• Task objective:
Every line with the string "налоговой" should be gathered.

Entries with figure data
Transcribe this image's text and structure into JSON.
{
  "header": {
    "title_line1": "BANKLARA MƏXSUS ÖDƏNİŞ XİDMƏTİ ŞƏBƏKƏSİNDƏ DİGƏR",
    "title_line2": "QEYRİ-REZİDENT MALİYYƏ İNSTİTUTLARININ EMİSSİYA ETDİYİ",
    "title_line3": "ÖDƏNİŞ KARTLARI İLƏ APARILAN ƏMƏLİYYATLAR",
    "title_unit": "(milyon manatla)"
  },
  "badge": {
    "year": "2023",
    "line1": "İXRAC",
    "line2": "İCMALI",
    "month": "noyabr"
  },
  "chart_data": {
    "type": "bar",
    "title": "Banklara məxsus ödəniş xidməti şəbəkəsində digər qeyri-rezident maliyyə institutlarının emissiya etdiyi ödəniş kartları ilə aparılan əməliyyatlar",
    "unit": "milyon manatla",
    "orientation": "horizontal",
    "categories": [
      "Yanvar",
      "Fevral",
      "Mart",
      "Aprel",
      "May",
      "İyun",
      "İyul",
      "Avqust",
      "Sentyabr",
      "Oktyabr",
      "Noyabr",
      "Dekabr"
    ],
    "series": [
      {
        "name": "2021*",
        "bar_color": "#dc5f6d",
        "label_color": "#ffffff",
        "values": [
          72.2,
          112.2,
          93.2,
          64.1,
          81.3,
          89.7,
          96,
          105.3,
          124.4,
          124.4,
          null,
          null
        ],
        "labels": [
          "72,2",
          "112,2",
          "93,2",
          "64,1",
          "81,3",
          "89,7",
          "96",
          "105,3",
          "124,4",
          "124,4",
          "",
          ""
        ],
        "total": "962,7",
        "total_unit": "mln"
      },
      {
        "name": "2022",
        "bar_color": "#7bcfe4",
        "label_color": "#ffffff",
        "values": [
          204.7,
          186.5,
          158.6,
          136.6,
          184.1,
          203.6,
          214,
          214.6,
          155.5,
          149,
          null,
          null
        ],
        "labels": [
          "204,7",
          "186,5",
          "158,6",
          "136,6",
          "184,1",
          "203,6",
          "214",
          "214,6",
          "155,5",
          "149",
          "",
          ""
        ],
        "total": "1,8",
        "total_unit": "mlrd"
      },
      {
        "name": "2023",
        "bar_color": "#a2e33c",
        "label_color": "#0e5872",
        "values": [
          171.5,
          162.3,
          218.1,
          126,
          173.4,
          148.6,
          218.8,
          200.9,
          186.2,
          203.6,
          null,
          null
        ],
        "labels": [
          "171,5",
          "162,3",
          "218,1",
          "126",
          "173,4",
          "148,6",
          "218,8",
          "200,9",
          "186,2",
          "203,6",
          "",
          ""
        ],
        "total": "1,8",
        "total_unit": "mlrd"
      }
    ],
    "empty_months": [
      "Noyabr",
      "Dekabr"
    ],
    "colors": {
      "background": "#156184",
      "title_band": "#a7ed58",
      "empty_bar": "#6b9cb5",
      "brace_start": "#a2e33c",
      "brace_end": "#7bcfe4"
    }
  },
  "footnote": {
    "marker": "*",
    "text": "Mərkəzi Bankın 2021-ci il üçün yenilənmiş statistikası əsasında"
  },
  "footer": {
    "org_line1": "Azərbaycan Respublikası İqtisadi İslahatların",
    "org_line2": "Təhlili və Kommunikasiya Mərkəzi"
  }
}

==

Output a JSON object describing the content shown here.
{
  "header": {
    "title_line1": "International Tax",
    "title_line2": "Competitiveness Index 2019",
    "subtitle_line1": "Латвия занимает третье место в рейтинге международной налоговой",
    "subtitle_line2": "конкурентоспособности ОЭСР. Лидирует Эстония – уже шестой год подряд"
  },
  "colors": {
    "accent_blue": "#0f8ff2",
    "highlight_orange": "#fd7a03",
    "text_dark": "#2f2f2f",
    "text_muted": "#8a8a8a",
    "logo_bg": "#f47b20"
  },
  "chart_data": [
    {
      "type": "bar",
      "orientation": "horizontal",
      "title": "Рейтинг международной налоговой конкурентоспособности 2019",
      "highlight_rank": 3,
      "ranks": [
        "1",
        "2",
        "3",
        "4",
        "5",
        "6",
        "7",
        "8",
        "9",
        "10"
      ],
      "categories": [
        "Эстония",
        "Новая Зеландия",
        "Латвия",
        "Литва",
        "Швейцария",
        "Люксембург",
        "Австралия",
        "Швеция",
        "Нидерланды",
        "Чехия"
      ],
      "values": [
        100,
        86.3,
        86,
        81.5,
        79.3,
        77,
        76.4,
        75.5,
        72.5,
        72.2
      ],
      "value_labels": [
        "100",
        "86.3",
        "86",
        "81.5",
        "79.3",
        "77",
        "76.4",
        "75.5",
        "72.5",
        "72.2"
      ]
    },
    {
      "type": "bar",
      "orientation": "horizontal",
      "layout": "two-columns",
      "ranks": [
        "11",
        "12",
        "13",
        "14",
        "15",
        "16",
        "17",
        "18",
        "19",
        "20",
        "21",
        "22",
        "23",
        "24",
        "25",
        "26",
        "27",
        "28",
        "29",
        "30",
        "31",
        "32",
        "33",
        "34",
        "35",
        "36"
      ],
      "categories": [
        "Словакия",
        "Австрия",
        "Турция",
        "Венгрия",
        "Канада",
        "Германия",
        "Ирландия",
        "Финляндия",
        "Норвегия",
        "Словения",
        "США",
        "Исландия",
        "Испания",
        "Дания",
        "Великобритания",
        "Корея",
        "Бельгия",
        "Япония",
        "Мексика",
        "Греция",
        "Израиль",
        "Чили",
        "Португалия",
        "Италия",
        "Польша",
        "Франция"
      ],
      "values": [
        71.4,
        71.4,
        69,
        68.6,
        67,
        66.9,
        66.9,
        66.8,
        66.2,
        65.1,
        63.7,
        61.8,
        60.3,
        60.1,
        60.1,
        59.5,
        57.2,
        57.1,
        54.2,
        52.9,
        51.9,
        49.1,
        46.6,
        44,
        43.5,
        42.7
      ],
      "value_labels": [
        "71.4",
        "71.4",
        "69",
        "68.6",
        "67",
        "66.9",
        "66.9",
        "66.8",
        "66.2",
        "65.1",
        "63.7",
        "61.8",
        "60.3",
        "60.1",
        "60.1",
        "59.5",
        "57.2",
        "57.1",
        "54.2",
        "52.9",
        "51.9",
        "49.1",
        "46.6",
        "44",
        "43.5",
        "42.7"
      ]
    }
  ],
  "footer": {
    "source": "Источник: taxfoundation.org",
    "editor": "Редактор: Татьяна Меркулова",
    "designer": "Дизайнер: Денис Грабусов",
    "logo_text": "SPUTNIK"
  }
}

• Solution to this task:
    "subtitle_line1": "Латвия занимает третье место в рейтинге международной налоговой",
      "title": "Рейтинг международной налоговой конкурентоспособности 2019",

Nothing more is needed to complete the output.